- _GIVEN PASSAGE_:
- - - -

This week, I visited the new Faultine Brewing in Scotts Valley. While the pub-style menu with a few modern twists was mostly tasty, there were some inconsistencies. Nevertheless, I’d happily return to this sports bar and restaurant to enjoy a crisp pint and watch the game. Check out my experience below.
Also this week, Sante Adairius Rustic Ales became Santa Cruz County’s first 100% woman-owned brewery, and Sam Woods, executive director of operations at Alderwood’s parent company, Santa Cruz Sky, spoke with me about several upcoming openings, including Alderwood Pacific in downtown Santa Cruz.
Coming up for the weekend, start your holiday giving early with Collective Santa Cruz’s Can Party, with canned goods, canned beer, cannoli … you get the idea.

- - - -

- _DATASET CONTENT_:
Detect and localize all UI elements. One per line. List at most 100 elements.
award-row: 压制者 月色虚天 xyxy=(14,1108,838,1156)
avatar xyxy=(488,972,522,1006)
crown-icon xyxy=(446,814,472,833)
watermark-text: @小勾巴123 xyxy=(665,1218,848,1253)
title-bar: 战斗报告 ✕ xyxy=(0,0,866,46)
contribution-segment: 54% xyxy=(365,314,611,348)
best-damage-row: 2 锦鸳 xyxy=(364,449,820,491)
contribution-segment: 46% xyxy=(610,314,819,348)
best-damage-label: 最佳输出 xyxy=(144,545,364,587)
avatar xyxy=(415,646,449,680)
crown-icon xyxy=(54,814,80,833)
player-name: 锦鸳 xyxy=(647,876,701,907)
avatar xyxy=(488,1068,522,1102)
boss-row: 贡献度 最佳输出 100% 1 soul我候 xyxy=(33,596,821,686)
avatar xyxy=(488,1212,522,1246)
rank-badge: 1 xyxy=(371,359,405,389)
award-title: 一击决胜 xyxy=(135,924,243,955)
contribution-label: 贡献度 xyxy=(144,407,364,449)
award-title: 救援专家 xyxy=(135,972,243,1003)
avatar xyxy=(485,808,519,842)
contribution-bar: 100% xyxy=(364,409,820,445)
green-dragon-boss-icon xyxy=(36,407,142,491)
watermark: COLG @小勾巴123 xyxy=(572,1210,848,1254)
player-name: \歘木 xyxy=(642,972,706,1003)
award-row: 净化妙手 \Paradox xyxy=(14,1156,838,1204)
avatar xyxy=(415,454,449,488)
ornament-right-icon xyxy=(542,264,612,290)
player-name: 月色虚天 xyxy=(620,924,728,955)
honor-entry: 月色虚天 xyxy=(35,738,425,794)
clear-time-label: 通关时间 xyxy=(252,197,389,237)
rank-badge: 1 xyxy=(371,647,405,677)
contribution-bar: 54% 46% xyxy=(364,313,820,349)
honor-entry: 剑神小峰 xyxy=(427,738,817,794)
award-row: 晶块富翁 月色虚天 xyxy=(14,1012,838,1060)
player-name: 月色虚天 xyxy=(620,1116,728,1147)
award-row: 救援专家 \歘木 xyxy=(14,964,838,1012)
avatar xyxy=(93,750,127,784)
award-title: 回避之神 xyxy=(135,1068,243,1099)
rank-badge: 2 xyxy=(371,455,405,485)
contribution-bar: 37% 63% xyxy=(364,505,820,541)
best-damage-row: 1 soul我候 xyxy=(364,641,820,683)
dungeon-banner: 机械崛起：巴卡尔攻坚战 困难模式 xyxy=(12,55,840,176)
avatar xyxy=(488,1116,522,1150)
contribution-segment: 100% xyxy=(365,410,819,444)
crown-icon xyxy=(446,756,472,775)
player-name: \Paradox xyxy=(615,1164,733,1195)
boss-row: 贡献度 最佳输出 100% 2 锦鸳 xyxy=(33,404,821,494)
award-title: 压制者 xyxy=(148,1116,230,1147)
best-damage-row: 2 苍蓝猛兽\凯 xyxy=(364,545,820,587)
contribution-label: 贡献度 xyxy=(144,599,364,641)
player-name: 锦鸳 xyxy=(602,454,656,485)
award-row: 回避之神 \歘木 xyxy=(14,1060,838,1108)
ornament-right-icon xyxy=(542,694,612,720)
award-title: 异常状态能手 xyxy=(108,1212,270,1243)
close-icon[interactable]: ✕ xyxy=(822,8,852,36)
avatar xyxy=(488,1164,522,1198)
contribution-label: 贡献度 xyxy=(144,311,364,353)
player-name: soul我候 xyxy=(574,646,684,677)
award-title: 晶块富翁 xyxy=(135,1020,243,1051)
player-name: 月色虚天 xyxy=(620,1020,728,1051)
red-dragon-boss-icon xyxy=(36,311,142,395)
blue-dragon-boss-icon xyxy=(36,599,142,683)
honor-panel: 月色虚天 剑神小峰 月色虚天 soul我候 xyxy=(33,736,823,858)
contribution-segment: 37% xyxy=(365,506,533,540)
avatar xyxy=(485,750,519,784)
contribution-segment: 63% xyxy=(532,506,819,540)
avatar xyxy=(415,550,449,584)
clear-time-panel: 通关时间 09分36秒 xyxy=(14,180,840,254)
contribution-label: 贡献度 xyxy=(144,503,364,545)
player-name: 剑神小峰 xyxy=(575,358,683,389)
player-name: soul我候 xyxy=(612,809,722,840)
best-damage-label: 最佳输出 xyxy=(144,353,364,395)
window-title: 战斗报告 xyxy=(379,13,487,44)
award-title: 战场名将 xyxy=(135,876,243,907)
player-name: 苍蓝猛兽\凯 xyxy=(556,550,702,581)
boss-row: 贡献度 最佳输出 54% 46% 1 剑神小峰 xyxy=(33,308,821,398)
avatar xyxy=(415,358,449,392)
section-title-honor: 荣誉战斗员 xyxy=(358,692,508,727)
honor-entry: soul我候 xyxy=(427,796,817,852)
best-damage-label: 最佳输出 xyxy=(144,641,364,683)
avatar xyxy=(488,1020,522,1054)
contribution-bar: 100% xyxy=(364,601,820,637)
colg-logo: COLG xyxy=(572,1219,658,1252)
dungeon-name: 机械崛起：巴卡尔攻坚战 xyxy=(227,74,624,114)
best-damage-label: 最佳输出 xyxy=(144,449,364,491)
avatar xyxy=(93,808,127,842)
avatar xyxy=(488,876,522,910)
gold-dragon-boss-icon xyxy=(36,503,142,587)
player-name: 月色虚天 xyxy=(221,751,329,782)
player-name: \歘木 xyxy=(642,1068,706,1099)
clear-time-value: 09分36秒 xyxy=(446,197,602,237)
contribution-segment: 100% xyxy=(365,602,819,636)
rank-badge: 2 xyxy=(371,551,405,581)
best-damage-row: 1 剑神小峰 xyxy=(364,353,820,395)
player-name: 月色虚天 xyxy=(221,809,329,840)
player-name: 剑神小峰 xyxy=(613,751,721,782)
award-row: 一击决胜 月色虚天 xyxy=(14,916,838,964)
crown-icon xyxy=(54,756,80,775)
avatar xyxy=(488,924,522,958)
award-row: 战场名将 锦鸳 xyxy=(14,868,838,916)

- - - -

- _DIRECTIVES_:
[a] In the brewery news passage, take the part between "This week, I" and "downtown Santa Cruz.", inclusive, and write it out again, changing "pint" to "glass of beer".
[b] According to the brewery news passage, which brewery became Santa Cruz County's first 100% woman-owned brewery?
[c] Resume the brewery news passage from where it stops.

- _REPLIES_:
[a]
This week, I visited the new Faultine Brewing in Scotts Valley. While the pub-style menu with a few modern twists was mostly tasty, there were some inconsistencies. Nevertheless, I’d happily return to this sports bar and restaurant to enjoy a crisp glass of beer and watch the game. Check out my experience below.
Also this week, Sante Adairius Rustic Ales became Santa Cruz County’s first 100% woman-owned brewery, and Sam Woods, executive director of operations at Alderwood’s parent company, Santa Cruz Sky, spoke with me about several upcoming openings, including Alderwood Pacific in downtown Santa Cruz.

[b] Sante Adairius Rustic Ales

[c]
In case you missed my newsletter Tuesday, I reported that Santa Cruz County now has its first 100% woman-owned brewery. Sante Adairius Rustic Ales co-founder Adair Paterno recently purchased former co-owner and brewer Tim Clifford’s ownership interest in the brewery, which originally opened in Capitola in 2012 and now also has locations in Santa Cruz and Oakland. While Paterno has been there from the beginning, as sole proprietor she joins just 2.9% of craft breweries in the U.S. that are entirely woman-owned. Around 40% of breweries have at least one woman proprietor, according to a 2021 survey by the Brewer’s Association.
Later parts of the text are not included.